Data to use:
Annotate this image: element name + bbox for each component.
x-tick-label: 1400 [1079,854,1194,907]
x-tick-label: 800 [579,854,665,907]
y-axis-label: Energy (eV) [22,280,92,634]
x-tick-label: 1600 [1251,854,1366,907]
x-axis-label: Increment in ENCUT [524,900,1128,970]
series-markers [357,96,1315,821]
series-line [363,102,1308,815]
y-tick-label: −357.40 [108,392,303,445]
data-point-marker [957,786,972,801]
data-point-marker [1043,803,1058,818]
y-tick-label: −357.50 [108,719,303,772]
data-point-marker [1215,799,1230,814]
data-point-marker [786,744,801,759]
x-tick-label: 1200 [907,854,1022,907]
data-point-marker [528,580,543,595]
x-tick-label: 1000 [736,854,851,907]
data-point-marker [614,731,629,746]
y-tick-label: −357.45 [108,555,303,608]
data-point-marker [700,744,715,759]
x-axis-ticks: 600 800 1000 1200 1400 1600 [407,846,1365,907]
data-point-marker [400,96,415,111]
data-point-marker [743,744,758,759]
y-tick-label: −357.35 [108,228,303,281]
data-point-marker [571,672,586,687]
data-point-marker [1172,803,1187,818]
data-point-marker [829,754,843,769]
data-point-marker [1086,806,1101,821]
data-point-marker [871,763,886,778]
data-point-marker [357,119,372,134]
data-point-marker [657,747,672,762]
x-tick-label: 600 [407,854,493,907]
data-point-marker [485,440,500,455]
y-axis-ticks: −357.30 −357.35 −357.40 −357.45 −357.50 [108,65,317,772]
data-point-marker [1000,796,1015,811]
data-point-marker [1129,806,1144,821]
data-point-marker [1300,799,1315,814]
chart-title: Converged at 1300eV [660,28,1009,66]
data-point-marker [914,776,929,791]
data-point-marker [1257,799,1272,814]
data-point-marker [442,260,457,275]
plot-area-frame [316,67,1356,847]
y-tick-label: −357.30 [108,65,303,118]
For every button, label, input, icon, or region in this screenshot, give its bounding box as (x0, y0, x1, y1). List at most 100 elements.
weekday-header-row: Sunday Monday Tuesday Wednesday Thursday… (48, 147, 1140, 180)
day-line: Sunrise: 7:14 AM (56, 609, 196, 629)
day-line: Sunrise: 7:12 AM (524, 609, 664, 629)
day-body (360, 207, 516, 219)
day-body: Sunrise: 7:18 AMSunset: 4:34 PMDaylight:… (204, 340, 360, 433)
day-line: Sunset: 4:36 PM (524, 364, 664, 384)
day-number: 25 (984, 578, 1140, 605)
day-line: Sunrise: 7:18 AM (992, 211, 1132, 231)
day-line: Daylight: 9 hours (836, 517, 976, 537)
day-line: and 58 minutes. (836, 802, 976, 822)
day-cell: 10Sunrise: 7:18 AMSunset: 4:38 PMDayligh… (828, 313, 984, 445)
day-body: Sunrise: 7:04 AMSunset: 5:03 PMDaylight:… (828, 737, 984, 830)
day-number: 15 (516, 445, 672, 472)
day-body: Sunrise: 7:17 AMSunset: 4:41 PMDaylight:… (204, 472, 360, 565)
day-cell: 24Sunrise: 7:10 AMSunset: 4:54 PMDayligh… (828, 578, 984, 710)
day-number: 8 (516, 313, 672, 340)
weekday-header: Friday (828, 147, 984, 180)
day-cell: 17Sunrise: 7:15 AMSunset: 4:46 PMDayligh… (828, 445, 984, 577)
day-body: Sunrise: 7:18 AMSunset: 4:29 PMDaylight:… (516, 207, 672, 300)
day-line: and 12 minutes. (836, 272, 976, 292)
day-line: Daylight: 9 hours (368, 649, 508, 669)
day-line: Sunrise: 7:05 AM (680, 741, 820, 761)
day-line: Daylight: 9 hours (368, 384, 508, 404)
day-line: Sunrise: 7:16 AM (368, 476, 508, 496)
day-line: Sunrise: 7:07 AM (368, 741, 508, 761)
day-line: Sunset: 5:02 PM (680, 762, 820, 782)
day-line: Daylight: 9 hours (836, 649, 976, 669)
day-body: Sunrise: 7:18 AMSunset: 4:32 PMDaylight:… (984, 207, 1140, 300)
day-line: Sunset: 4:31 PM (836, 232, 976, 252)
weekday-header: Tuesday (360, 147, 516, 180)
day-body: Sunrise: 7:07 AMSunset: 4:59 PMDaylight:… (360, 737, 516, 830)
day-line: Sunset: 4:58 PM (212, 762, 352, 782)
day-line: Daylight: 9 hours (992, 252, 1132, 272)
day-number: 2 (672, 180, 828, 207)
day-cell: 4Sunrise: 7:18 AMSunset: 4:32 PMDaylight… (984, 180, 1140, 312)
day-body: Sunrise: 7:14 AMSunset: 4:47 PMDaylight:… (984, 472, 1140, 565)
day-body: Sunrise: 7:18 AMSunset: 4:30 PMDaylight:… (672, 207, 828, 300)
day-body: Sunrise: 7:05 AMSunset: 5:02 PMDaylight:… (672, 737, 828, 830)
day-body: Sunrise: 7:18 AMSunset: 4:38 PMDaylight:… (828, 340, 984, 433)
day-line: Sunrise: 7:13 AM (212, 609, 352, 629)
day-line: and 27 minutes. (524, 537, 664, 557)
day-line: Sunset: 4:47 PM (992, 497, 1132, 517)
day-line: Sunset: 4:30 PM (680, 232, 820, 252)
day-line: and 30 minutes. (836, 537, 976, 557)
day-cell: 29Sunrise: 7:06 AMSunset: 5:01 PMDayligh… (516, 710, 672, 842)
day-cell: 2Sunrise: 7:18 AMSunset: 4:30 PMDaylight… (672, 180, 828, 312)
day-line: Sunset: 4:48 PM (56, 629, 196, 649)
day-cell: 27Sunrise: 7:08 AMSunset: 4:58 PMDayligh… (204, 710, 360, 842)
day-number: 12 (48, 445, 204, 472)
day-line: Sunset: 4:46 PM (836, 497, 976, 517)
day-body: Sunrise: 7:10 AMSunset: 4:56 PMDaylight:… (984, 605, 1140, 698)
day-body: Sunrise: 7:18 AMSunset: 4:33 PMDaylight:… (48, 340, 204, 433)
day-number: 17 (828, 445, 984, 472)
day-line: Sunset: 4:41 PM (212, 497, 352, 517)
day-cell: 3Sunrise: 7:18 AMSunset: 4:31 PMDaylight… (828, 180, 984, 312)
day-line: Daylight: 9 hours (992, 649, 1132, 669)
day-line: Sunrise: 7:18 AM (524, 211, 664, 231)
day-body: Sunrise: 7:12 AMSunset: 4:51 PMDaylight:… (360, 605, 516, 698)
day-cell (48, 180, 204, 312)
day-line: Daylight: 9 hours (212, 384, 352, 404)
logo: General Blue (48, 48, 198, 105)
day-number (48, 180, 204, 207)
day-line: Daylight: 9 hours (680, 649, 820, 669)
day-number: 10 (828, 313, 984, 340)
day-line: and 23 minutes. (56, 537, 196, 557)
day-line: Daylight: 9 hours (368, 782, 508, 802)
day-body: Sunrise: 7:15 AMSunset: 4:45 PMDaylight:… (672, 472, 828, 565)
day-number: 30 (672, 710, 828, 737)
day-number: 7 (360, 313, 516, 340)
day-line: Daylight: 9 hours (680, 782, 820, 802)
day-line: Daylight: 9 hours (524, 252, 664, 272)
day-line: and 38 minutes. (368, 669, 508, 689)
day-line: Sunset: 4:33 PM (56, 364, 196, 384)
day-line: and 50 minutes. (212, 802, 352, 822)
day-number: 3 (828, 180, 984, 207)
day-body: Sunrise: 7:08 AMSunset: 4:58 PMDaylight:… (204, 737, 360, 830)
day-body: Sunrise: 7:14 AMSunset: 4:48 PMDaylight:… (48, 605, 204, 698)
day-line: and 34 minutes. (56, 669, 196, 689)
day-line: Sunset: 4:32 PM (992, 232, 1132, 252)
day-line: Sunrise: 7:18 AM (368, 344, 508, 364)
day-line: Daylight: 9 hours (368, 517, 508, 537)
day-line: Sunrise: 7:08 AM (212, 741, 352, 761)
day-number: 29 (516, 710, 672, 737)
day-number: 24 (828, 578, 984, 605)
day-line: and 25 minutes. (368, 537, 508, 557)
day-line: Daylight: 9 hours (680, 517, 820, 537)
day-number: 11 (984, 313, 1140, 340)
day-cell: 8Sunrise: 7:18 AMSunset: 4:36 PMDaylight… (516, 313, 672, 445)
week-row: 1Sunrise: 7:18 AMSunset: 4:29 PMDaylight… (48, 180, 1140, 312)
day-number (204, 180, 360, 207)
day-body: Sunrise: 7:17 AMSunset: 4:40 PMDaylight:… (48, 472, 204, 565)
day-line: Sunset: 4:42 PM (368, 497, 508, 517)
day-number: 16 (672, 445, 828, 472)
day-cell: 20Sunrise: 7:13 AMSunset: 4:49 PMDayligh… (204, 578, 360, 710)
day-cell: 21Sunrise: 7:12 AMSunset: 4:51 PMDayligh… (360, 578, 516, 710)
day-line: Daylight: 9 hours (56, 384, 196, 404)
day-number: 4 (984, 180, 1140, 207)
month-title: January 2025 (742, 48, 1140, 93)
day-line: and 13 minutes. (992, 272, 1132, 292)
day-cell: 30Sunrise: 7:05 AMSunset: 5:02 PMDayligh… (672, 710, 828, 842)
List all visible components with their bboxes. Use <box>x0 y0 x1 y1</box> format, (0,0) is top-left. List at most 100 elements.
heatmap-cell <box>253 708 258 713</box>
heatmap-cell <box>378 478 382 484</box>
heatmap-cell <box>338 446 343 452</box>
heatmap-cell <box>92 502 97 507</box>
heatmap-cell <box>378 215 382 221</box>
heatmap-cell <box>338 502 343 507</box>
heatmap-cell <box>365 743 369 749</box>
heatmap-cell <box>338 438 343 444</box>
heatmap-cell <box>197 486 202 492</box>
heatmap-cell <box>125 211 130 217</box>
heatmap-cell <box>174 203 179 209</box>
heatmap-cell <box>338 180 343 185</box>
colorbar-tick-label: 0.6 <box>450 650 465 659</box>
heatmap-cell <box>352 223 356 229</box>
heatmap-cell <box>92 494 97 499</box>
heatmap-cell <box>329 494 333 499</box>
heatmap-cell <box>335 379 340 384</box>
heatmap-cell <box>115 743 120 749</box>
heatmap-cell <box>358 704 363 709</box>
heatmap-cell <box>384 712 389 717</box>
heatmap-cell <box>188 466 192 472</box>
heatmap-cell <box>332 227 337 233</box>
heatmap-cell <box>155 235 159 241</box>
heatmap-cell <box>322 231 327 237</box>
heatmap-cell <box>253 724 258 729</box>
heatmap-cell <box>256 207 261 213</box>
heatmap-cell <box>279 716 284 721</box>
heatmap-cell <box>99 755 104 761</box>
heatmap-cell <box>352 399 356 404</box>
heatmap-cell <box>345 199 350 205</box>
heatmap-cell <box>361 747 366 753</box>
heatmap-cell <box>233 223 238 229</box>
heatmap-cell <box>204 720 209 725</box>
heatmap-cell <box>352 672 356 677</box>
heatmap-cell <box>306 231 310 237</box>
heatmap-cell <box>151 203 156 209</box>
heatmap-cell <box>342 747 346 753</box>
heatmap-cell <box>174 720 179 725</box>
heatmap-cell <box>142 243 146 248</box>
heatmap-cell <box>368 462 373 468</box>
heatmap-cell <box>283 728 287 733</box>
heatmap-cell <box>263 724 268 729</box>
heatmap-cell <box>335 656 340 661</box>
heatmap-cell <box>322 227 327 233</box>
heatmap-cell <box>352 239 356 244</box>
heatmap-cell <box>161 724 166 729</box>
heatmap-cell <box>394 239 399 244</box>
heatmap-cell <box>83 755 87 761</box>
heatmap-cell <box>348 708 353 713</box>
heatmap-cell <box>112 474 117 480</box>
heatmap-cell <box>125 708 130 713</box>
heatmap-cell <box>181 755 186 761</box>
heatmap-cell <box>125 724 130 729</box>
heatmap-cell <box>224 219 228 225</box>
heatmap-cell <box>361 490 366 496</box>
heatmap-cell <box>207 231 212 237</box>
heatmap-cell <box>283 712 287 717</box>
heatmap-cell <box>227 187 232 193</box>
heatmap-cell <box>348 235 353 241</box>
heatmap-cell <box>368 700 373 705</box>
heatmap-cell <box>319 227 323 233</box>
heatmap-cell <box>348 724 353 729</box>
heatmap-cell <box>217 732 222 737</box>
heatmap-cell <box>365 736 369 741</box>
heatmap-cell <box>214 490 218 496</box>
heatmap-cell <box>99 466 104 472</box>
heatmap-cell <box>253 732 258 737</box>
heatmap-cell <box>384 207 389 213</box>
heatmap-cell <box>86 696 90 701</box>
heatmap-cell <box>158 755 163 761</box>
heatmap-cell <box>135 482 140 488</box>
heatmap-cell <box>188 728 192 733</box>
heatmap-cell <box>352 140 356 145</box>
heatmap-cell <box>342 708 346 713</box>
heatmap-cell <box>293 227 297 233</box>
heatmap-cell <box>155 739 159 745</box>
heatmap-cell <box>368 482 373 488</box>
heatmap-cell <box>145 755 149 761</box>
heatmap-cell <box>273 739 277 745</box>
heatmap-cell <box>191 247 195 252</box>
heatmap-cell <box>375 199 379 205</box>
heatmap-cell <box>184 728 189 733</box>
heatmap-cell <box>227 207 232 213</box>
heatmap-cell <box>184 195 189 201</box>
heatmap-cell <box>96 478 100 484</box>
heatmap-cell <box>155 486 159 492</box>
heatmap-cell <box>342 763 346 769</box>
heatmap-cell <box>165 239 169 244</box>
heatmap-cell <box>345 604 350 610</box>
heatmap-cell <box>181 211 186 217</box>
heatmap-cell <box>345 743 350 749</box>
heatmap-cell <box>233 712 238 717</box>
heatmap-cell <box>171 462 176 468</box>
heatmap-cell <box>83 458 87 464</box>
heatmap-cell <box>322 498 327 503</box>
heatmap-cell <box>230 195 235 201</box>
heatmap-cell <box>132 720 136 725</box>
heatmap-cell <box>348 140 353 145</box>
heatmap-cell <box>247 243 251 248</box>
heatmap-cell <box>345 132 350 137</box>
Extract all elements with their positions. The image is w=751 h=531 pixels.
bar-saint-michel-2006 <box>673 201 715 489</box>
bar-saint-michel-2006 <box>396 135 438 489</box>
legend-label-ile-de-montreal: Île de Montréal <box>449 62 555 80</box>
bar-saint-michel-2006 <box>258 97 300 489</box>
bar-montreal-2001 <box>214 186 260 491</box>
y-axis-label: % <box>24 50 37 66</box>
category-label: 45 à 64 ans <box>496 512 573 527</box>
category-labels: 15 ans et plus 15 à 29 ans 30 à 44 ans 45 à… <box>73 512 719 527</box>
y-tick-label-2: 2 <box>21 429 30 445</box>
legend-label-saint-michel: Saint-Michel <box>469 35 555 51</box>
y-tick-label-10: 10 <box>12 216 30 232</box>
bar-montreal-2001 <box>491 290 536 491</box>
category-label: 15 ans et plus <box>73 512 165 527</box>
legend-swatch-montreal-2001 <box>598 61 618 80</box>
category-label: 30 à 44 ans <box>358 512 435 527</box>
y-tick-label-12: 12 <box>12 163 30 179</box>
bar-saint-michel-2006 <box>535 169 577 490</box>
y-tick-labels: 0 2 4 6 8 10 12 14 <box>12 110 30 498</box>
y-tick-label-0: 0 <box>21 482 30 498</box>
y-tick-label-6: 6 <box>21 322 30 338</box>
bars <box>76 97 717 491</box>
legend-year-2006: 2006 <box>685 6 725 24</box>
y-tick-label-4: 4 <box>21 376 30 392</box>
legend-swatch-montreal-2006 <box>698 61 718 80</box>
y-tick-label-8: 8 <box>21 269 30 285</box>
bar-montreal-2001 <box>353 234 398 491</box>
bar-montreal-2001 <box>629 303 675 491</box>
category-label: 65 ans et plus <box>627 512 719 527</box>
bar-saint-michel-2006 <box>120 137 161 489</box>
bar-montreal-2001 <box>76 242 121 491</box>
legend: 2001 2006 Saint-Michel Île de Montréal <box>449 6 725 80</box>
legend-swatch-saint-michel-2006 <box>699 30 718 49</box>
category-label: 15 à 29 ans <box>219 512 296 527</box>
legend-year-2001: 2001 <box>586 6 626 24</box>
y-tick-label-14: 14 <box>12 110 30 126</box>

The problem: Extract the lines from the very start of the entries through the line that contains "data-point-marker [357,119,372,134]", both included, and repeat them verbatim.

Solution to this exercise:
Annotate this image: element name + bbox for each component.
x-tick-label: 1400 [1079,854,1194,907]
x-tick-label: 800 [579,854,665,907]
y-axis-label: Energy (eV) [22,280,92,634]
x-tick-label: 1600 [1251,854,1366,907]
x-axis-label: Increment in ENCUT [524,900,1128,970]
series-markers [357,96,1315,821]
series-line [363,102,1308,815]
y-tick-label: −357.40 [108,392,303,445]
data-point-marker [957,786,972,801]
data-point-marker [1043,803,1058,818]
y-tick-label: −357.50 [108,719,303,772]
data-point-marker [1215,799,1230,814]
data-point-marker [786,744,801,759]
x-tick-label: 1200 [907,854,1022,907]
data-point-marker [528,580,543,595]
x-tick-label: 1000 [736,854,851,907]
data-point-marker [614,731,629,746]
y-tick-label: −357.45 [108,555,303,608]
data-point-marker [700,744,715,759]
x-axis-ticks: 600 800 1000 1200 1400 1600 [407,846,1365,907]
data-point-marker [400,96,415,111]
data-point-marker [743,744,758,759]
y-tick-label: −357.35 [108,228,303,281]
data-point-marker [571,672,586,687]
data-point-marker [1172,803,1187,818]
data-point-marker [829,754,843,769]
data-point-marker [1086,806,1101,821]
data-point-marker [871,763,886,778]
data-point-marker [357,119,372,134]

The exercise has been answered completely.